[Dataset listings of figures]
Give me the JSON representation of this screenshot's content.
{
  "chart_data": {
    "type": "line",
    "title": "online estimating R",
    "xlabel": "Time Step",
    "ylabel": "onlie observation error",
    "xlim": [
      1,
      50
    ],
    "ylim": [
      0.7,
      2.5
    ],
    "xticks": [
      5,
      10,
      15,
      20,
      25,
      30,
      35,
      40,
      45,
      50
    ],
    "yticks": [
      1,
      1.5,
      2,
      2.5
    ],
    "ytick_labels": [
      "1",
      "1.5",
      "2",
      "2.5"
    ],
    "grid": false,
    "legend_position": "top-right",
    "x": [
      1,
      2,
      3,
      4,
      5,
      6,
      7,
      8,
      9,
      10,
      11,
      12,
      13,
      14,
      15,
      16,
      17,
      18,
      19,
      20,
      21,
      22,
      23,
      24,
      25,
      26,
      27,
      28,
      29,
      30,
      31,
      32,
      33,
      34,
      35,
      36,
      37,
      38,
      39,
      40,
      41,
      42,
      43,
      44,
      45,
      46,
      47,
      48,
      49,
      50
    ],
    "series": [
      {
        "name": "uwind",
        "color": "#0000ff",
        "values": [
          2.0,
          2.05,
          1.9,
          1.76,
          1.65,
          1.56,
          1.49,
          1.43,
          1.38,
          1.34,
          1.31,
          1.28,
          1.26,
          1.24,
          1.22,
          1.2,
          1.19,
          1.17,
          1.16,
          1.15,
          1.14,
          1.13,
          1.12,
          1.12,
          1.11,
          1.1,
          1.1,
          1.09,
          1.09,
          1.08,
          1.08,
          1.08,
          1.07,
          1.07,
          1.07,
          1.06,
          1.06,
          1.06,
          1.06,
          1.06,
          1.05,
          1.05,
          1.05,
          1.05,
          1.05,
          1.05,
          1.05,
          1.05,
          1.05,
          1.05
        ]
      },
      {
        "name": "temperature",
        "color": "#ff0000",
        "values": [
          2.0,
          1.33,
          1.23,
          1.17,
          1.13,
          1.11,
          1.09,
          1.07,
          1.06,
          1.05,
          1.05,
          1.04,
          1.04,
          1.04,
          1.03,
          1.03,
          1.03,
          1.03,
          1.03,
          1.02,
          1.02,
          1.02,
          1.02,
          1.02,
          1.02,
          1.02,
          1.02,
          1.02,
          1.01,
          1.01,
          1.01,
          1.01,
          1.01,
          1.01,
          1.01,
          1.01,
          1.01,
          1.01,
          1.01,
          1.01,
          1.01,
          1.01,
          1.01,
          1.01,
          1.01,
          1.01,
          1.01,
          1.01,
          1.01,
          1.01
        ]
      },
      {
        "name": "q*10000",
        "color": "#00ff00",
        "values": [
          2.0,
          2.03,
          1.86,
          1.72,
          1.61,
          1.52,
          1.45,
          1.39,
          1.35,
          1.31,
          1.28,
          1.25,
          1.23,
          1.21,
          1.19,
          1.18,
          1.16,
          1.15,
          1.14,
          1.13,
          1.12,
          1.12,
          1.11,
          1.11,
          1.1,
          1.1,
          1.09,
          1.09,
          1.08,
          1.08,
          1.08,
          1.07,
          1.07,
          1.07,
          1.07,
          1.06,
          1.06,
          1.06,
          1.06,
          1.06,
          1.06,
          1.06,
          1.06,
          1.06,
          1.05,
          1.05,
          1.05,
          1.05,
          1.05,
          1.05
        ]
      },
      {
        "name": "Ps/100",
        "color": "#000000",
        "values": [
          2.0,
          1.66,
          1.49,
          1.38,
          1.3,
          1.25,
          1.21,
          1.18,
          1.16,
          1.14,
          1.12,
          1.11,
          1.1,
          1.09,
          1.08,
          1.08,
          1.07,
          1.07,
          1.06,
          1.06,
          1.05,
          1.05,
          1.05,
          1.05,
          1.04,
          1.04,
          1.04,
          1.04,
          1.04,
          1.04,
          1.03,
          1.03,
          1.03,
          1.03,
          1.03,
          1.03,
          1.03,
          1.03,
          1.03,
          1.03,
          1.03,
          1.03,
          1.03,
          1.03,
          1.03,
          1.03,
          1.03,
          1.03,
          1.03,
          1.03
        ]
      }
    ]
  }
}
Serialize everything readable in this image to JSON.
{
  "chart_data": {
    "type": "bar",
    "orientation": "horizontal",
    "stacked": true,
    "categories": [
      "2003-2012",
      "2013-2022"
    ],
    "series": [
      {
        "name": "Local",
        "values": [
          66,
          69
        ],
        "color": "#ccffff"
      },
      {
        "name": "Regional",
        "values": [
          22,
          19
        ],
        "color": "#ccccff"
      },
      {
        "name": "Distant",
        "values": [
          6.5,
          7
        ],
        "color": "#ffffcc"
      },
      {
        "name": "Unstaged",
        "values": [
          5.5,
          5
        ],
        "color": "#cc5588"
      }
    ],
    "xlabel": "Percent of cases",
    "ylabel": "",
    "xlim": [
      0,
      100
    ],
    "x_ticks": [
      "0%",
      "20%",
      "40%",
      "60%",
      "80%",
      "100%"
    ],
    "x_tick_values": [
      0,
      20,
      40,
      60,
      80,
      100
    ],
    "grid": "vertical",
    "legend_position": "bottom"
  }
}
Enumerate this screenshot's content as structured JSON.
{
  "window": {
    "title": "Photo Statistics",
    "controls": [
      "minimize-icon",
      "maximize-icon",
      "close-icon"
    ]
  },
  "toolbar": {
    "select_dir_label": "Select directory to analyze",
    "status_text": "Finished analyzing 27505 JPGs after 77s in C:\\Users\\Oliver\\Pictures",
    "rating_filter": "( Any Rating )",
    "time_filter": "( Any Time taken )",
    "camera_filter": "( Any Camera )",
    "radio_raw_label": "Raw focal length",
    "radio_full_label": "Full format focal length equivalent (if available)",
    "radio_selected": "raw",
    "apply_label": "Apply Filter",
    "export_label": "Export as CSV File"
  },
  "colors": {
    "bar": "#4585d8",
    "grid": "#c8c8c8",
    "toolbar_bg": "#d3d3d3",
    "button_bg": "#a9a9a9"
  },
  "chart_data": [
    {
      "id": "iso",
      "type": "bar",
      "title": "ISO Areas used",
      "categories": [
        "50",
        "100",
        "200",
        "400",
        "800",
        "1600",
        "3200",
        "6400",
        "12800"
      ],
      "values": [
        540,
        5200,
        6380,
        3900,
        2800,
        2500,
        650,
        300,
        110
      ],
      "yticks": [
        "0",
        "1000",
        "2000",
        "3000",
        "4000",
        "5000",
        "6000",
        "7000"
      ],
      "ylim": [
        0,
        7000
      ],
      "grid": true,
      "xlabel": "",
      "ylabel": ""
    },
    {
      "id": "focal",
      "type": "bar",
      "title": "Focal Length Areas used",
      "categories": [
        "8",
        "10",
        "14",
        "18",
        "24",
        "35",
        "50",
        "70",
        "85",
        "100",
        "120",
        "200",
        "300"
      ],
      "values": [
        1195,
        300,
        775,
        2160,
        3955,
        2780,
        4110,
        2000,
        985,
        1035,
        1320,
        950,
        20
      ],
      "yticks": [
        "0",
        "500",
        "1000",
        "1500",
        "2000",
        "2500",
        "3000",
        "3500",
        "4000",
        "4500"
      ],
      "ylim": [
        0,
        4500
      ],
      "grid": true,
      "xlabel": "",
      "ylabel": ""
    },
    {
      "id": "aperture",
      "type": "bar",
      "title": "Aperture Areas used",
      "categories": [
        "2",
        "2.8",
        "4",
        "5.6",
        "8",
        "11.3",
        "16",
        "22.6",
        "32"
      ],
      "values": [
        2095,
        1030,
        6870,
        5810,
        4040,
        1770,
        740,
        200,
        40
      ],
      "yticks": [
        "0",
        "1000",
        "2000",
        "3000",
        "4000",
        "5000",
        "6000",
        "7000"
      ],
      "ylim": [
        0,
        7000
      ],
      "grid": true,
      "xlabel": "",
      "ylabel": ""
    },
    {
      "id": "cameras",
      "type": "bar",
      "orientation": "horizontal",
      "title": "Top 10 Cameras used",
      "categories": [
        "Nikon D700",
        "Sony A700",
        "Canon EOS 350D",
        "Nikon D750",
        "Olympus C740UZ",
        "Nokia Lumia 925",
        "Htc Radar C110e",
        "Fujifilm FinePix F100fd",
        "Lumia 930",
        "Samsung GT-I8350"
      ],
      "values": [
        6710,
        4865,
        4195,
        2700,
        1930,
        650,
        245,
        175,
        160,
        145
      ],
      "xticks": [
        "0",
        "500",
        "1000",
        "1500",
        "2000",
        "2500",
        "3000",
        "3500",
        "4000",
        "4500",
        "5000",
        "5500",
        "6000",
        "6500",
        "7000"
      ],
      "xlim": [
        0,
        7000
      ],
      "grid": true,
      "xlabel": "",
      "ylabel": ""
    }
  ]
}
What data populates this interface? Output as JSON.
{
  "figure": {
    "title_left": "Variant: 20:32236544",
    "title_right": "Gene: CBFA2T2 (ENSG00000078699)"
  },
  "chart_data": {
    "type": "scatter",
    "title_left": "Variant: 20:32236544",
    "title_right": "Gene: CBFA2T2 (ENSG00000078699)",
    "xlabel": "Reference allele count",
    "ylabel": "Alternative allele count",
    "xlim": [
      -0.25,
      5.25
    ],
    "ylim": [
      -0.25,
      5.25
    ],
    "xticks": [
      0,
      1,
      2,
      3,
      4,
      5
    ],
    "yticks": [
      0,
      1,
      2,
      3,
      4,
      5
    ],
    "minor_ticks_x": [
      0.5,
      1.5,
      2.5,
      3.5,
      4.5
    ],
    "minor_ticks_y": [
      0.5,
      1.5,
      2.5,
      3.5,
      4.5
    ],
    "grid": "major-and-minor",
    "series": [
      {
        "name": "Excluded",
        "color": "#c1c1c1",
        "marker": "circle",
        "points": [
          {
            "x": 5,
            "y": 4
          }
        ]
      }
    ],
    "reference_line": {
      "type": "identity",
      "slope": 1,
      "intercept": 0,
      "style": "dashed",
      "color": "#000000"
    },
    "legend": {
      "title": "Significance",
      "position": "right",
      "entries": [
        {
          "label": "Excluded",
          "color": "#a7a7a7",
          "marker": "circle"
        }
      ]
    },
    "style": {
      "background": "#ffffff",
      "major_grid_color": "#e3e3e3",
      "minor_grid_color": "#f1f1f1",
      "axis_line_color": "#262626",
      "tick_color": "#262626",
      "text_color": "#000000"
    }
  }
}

■ **EXERCISE BRIEF**
Reply with only the number of lines in the material above where the string "Areas" appears.

■ **COMPLETE OUTPUT**
3